## Stated task A
Translate this sentence from the forum thread on loading CSV files into Spanish: "Instead, have a single table per group and add Filename (and any other useful attributes, eg, LoadedAt) as a column in the table."
## Stated task B
Answer these questions from the forum thread on loading CSV files:
(i) What kind of loop does the first reply suggest using?
(ii) What does masterelaichi add to the CREATE TABLE step using IDENTITY (1,1)?
(iii) How many FOREACH containers would be needed to import all of the files to the group tables?
## Stated task C
Carry on the forum thread on loading CSV files from the point where it stops.

## Reading text
○ ○ ○ ○ ○ ○ ○

Loading x number of CSV files into x number of unique tables of a database

  • Seems like you could create a step in your SSIS package that groups all the files that start or end with the same prefix/suffix together. Then just use a For Each file loop, and you're all set. Or did I miss something?

  • masterelaichi wrote:

    The filenames are named with the groups there are in - Filename1_Group1.csv, Filename2_Group1.CSV, Filename3_Group1.csv; Filename1_Group2.csv, Filename2_Group2.CSV, Filename3_Group2.csv, and so on

    When I create the dataflow task, I add the name of the file as the name of the OLEDB destination component. So when I go to e OLEDB destination->table load or fast view-> NEW, the SQL code is CREATE TABLE Filename1_Group1. I edit this step by adding an identifier column using IDENTITY (1,1)

    Once I do this, the resulting tables in SQL are named the same as the raw file mentioned above. To answer your question as to how I identify, it is manual as the names of the file is the name of the sql table that is meant to be created. I can do these in batches, i.e, load all of Group1, followed by Group2, and so on

    Hope that helps

    I urge you to consider refining this process such that you do not keep creating new tables.

    Instead, have a single table per group and add Filename (and any other useful attributes, eg, LoadedAt) as a column in the table.

    If you do this, you can process all of the files in a single group using a FOREACH container in SSIS. With seven FOREACH containers, you could import all of the files to your seven group tables.

    If you aren't happy single, you won't be happy in a relationship.

    Remember, happiness comes from guitars, not relationships.

○ ○ ○ ○ ○ ○ ○

(Data extracted from a collection)
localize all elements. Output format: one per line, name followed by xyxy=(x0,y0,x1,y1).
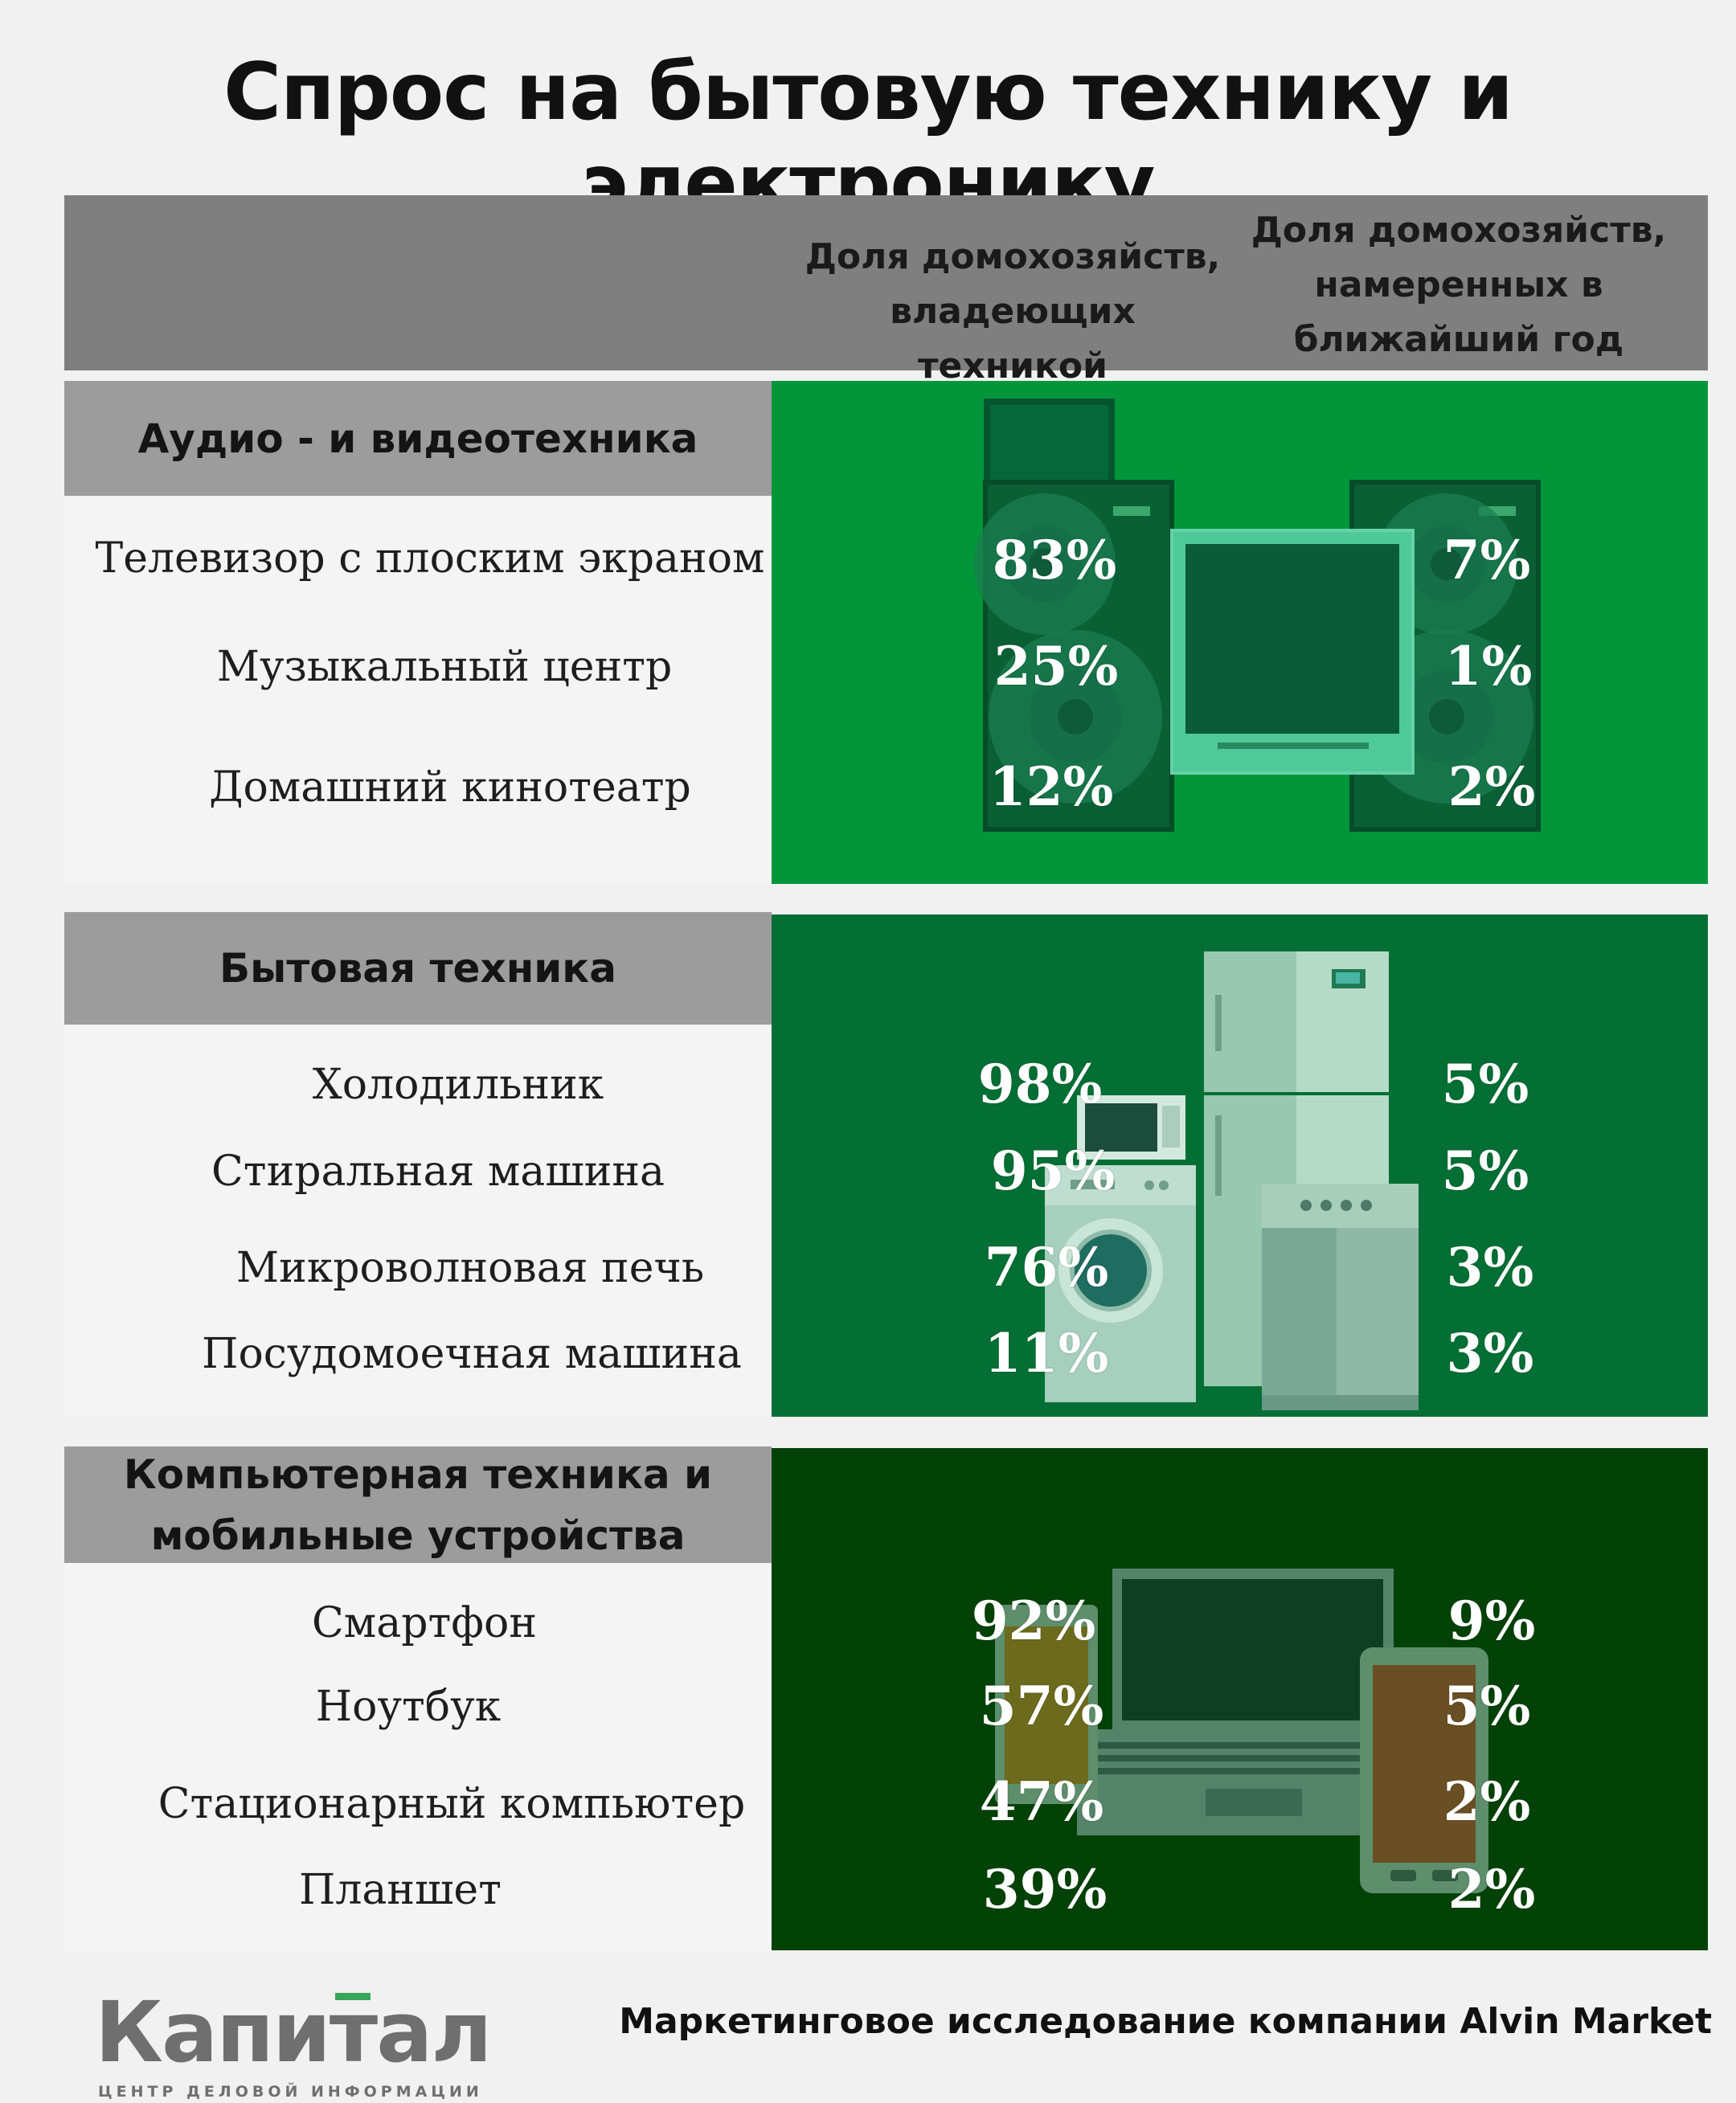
pct-buy: 2% xyxy=(1447,1858,1536,1921)
category-audio: Аудио - и видеотехника xyxy=(64,381,772,496)
page-title: Спрос на бытовую технику и электронику xyxy=(223,47,1513,230)
pct-own: 47% xyxy=(979,1770,1104,1833)
item-label: Телевизор с плоским экраном xyxy=(95,534,765,583)
item-label: Планшет xyxy=(299,1866,502,1914)
pct-own: 12% xyxy=(989,755,1114,818)
pct-buy: 3% xyxy=(1446,1236,1534,1299)
logo-subtitle: ЦЕНТР ДЕЛОВОЙ ИНФОРМАЦИИ xyxy=(98,2083,483,2101)
section-audio-list-bg xyxy=(64,496,772,884)
pct-buy: 1% xyxy=(1444,635,1533,698)
pct-own: 98% xyxy=(977,1053,1103,1115)
computer-panel xyxy=(772,1448,1708,1950)
item-label: Микроволновая печь xyxy=(235,1244,705,1292)
pct-own: 83% xyxy=(992,529,1117,591)
section-computer-list-bg xyxy=(64,1563,772,1951)
logo-accent xyxy=(335,1993,371,2000)
appliance-panel xyxy=(772,914,1708,1417)
category-computers: Компьютерная техника и мобильные устройс… xyxy=(64,1446,772,1563)
kapital-logo: Капитал xyxy=(95,1983,493,2081)
pct-own: 76% xyxy=(984,1236,1109,1299)
computer-devices-icon xyxy=(995,1569,1488,1893)
pct-own: 92% xyxy=(971,1590,1096,1652)
pct-own: 57% xyxy=(979,1675,1104,1737)
pct-buy: 3% xyxy=(1446,1322,1534,1385)
pct-own: 11% xyxy=(984,1322,1109,1385)
item-label: Музыкальный центр xyxy=(216,643,673,691)
audio-panel xyxy=(772,381,1708,884)
pct-buy: 5% xyxy=(1443,1675,1531,1737)
pct-own: 95% xyxy=(990,1139,1116,1202)
pct-buy: 7% xyxy=(1443,529,1531,591)
column-header-buy: Доля домохозяйств, намеренных в ближайши… xyxy=(1251,210,1667,415)
item-label: Стиральная машина xyxy=(211,1148,665,1196)
source-note: Маркетинговое исследование компании Alvi… xyxy=(619,2001,1712,2042)
column-header-own: Доля домохозяйств, владеющих техникой xyxy=(805,236,1221,387)
pct-buy: 5% xyxy=(1441,1139,1529,1202)
pct-own: 39% xyxy=(982,1858,1108,1921)
column-header-band xyxy=(64,195,1708,370)
pct-own: 25% xyxy=(993,635,1119,698)
item-label: Ноутбук xyxy=(315,1683,502,1731)
item-label: Посудомоечная машина xyxy=(202,1330,742,1378)
pct-buy: 5% xyxy=(1441,1053,1529,1115)
pct-buy: 2% xyxy=(1443,1770,1531,1833)
tv-speaker-graphic xyxy=(974,480,1541,832)
pct-buy: 2% xyxy=(1447,755,1536,818)
section-appliance-list-bg xyxy=(64,1025,772,1417)
pct-buy: 9% xyxy=(1447,1590,1536,1652)
item-label: Стационарный компьютер xyxy=(158,1780,746,1828)
category-appliances: Бытовая техника xyxy=(64,912,772,1025)
home-appliances-icon xyxy=(1045,951,1419,1410)
item-label: Домашний кинотеатр xyxy=(209,763,691,812)
item-label: Холодильник xyxy=(312,1061,604,1109)
item-label: Смартфон xyxy=(312,1599,537,1647)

○ ○ ○ ○ ○ ○ ○

## Task response A
En lugar de eso, tenga una sola tabla por grupo y agregue Filename (y cualquier otro atributo útil, p. ej., LoadedAt) como columna en la tabla.

## Task response B
(i) A For Each file loop.
(ii) An identifier column.
(iii) Seven.

## Task response C
  • That would have been my preferred method as well. But the project has been going on for a few years and this is what has been followed historically, even before I started.  I am afraid it might be too complicated to change it now and might cause more damage

     

     

     

     

     

     

  • masterelaichi wrote:

    The filenames are named with the groups there are in - Filename1_Group1.csv, Filename2_Group1.CSV, Filename3_Group1.csv; Filename1_Group2.csv, Filename2_Group2.CSV, Filename3_Group2.csv, and so on

    When I create the dataflow task, I add the name of the file as the name of the OLEDB destination component. So when I go to e OLEDB destination->table load or fast view-> NEW, the SQL code is CREATE TABLE Filename1_Group1. I edit this step by adding an identifier column using IDENTITY (1,1)

    Once I do this, the resulting tables in SQL are named the same as the raw file mentioned above. To answer your question as to how I identify, it is manual as the names of the file is the name of the sql table that is meant to be created. I can do these in batches, i.e, load all of Group1, followed by Group2, and so on

    Hope that helps

    Perfect.  We're almost there.  Can you attached the CREATE TABLE code that's used for each of the first 3 groups?

    Also, you mentioned the "text qualifier" in your Step 3.  Are these files comma separated and all columns are "double quoted" or just some of the "cells" are "double quoted"?  And which version of SQL Server are you using?  2016 or less or 2017 or greater?

    --Jeff Moden


    RBAR is pronounced "ree-bar" and is a "Modenism" for Row-By-Agonizing-Row.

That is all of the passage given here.